--- Supplied material Enclosed Below ---
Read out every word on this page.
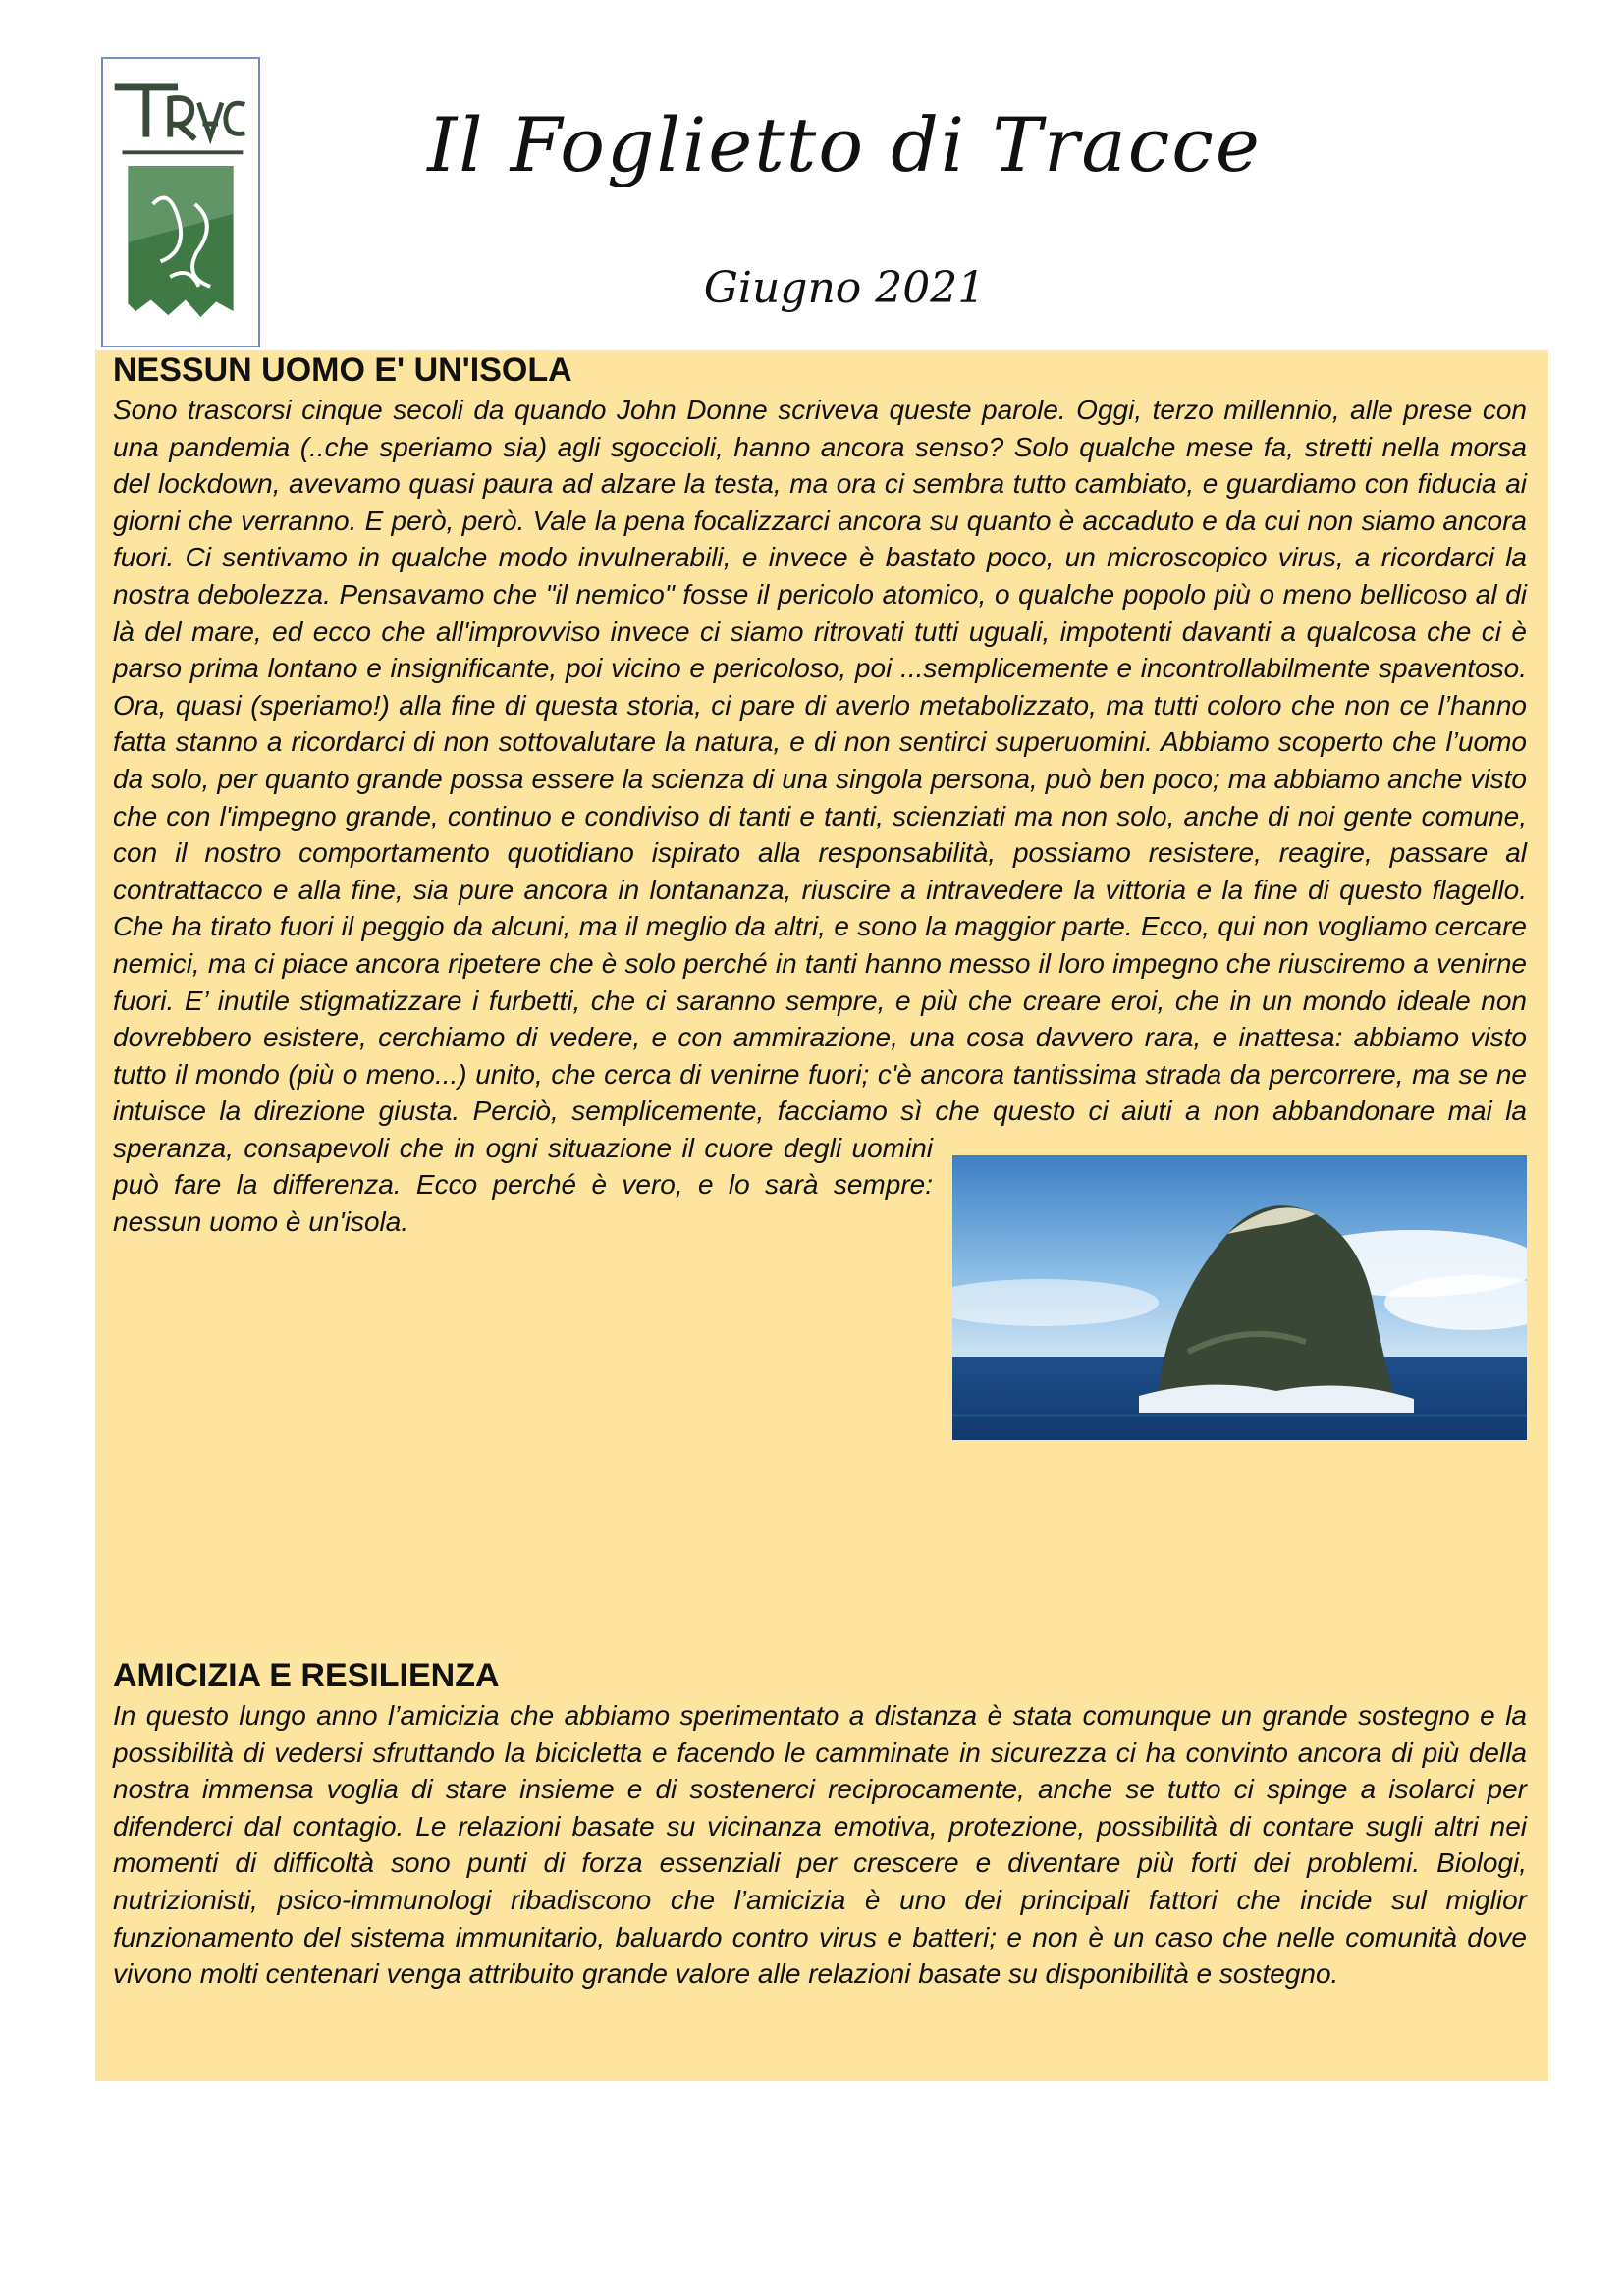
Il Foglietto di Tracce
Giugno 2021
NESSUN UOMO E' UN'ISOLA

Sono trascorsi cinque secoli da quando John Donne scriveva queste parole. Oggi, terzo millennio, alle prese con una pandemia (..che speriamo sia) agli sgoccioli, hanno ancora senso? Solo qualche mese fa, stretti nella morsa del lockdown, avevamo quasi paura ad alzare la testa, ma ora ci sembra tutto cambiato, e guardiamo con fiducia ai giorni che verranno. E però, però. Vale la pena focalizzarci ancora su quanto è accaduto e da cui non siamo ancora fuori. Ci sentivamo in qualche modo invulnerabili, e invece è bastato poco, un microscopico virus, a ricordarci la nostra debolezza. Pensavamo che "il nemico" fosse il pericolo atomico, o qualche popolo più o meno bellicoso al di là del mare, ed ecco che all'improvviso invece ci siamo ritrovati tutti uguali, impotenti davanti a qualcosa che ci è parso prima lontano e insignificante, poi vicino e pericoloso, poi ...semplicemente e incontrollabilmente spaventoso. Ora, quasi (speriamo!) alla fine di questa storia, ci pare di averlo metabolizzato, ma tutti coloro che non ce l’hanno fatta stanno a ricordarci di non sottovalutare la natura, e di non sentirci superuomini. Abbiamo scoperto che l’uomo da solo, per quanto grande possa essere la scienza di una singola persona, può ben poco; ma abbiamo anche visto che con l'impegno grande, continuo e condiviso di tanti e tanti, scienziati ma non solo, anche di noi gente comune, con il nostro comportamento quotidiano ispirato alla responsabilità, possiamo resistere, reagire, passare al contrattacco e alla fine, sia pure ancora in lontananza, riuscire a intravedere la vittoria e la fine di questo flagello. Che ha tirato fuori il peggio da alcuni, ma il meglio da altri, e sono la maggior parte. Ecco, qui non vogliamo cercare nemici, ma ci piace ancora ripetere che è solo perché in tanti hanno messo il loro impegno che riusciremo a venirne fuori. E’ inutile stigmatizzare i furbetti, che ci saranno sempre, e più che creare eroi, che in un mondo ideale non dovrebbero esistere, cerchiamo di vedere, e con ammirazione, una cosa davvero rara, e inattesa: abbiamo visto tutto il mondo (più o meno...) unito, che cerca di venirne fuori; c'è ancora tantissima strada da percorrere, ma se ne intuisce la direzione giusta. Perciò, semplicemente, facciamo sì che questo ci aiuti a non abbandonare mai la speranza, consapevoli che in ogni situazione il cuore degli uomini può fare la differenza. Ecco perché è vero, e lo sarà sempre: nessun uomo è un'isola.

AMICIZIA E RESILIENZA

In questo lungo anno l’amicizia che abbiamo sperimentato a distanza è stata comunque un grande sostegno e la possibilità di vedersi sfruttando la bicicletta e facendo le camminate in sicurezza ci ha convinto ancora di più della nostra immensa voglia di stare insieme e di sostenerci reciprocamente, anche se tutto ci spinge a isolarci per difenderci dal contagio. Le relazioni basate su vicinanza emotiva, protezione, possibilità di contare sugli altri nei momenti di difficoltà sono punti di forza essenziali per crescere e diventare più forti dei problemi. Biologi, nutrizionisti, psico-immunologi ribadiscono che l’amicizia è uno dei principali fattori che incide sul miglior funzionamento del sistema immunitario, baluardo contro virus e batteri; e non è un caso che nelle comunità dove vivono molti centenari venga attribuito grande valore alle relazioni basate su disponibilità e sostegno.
--- End of Enclosed Supplied material ---
--- Supplied material Enclosed Below ---
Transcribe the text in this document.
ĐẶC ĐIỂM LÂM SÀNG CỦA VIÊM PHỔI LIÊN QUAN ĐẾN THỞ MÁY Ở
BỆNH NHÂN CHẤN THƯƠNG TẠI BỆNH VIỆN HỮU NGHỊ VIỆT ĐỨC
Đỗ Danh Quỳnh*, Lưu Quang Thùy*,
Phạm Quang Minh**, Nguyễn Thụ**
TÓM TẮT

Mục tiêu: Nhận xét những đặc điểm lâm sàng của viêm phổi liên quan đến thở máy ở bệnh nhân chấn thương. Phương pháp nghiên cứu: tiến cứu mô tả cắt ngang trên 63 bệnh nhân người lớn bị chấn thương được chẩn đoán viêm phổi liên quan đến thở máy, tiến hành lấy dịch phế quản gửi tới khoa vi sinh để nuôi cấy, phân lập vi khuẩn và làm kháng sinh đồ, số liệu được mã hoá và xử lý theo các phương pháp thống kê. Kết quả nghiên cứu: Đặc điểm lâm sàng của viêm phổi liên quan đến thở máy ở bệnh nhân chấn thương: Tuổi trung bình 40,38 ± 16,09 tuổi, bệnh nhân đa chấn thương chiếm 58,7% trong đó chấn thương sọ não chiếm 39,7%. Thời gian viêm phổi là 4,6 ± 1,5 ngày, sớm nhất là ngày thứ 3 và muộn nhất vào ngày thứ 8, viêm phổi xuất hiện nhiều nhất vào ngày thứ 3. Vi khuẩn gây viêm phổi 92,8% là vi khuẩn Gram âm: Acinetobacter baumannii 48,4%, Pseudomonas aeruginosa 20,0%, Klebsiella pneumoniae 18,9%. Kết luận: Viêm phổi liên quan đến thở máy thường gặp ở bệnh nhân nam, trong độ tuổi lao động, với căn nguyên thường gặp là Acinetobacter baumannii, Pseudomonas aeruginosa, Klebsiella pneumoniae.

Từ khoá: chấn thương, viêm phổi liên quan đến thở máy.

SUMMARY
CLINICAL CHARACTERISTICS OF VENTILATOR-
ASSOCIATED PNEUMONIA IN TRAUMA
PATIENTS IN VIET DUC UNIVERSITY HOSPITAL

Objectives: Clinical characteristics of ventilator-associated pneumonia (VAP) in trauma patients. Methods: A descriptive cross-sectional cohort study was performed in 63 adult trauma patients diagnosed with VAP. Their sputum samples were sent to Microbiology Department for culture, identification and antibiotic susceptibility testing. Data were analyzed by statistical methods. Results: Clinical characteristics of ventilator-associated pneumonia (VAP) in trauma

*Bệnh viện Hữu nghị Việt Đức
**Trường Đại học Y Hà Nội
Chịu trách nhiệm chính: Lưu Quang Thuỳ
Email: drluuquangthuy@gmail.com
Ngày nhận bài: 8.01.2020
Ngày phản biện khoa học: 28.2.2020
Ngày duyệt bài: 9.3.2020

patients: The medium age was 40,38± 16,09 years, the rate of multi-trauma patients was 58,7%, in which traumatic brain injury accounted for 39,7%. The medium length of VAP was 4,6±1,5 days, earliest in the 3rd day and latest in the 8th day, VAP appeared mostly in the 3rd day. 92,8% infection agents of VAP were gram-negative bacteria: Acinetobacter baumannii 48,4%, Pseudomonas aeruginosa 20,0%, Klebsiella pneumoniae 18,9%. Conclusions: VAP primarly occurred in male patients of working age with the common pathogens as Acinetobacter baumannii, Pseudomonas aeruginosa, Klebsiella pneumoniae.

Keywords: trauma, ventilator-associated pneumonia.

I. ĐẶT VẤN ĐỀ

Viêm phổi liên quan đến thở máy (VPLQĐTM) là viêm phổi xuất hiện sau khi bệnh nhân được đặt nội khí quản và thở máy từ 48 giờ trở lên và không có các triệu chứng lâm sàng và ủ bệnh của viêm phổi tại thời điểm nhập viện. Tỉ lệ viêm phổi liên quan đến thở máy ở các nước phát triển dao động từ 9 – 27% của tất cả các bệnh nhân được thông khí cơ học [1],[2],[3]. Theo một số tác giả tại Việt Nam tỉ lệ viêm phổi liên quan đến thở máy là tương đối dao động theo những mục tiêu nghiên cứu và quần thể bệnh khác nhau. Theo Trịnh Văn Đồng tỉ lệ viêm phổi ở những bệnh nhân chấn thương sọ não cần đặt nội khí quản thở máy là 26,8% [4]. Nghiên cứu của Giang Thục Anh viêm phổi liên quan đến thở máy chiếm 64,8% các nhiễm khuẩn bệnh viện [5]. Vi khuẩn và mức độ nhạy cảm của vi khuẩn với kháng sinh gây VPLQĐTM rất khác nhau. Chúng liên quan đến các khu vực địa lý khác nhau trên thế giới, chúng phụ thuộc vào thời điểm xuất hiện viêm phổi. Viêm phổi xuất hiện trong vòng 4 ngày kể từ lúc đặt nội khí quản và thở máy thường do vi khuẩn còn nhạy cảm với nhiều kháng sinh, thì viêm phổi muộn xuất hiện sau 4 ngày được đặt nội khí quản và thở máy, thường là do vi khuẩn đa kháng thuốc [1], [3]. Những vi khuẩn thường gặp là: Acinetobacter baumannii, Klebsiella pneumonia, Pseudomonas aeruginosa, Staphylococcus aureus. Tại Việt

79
--- End of Enclosed Supplied material ---
When the word "this" occurs in a line above, list that line.

Read out every word on this page.
Transcribe the text in this document.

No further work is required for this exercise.